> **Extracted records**
▶

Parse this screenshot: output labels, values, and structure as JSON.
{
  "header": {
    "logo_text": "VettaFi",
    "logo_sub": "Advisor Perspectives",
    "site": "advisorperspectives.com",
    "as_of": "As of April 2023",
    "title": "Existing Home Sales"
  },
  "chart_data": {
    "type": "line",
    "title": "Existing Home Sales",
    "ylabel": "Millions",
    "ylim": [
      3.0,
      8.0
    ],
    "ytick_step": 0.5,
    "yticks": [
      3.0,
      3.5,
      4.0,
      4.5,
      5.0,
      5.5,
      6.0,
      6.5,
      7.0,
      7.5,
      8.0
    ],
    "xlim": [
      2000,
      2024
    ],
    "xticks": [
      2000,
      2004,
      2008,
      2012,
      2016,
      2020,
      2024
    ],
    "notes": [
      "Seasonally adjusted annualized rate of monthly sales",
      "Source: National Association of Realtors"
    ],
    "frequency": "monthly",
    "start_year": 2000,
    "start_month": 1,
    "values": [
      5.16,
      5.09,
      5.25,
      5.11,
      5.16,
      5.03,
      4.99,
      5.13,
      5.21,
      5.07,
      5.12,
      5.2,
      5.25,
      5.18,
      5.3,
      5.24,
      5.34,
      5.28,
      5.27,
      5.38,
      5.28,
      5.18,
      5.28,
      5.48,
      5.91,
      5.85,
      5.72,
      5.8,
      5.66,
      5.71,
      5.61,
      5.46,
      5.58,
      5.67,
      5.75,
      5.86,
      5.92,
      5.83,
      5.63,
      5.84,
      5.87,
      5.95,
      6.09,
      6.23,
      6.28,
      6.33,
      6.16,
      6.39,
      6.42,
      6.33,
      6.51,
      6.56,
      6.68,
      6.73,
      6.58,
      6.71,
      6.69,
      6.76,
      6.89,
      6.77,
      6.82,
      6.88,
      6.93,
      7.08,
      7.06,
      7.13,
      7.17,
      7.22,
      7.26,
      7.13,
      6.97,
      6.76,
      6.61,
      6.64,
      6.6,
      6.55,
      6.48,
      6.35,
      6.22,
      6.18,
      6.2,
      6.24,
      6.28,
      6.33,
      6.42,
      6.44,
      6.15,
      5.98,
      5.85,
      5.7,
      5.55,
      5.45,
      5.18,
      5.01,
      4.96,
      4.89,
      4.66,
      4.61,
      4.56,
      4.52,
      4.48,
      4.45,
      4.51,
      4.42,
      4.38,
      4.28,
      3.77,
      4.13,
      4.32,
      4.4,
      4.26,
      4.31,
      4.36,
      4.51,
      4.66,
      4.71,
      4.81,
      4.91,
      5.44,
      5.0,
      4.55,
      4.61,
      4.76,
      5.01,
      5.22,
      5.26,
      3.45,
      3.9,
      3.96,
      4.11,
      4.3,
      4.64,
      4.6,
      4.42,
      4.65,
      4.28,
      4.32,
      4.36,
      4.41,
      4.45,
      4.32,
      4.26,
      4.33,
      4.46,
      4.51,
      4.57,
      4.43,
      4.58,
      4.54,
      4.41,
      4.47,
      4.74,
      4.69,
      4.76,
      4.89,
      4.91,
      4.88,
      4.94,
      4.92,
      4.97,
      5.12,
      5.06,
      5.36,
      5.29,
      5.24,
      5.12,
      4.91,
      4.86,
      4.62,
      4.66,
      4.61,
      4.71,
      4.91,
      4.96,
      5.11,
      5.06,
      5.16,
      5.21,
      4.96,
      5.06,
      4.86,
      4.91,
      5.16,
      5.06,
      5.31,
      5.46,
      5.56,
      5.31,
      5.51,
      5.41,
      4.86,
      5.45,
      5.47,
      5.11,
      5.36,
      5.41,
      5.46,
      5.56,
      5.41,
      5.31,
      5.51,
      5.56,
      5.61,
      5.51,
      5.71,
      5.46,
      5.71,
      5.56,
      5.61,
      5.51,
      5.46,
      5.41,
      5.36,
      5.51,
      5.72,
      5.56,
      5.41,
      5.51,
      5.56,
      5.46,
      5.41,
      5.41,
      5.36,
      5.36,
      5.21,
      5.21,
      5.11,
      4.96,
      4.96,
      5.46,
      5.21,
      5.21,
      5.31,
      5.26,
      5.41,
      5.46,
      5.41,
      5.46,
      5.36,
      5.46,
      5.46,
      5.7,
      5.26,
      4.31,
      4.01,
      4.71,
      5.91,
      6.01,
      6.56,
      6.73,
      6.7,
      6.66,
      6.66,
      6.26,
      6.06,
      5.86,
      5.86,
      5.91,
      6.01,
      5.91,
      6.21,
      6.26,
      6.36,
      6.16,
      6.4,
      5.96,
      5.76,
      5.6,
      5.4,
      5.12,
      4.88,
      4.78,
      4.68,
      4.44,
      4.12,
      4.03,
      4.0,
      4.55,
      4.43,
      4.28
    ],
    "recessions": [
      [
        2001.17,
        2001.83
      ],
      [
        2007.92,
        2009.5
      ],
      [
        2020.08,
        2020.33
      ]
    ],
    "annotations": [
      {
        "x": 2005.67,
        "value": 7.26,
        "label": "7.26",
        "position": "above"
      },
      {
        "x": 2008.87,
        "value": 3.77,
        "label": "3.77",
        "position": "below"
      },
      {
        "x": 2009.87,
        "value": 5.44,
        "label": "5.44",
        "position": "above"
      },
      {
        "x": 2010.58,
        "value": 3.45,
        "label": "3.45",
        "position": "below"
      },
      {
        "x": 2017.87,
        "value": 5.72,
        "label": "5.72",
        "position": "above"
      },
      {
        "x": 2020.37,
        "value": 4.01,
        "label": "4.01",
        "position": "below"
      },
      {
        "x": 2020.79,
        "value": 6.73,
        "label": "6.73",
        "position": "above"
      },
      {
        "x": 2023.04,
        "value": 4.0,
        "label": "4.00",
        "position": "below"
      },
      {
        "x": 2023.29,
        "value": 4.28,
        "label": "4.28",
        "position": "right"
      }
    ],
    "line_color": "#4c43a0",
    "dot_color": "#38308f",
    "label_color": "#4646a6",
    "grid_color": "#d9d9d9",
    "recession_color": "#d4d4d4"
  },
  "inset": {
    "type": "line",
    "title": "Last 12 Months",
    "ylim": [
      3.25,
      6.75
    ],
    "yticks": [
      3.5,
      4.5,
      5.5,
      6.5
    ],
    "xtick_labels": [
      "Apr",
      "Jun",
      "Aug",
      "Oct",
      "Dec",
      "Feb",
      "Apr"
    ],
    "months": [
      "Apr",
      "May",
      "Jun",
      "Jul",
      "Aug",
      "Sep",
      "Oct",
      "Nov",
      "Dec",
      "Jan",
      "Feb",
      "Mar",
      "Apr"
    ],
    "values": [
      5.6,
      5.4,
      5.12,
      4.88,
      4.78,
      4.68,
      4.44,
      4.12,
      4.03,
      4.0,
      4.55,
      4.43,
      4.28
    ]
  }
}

◀

> **AIM OF THE TASK**
Spot every line that holds "title" and copy it.

> **RESULT FOR THIS TASK**
    "title": "Existing Home Sales"
    "title": "Existing Home Sales",
    "title": "Last 12 Months",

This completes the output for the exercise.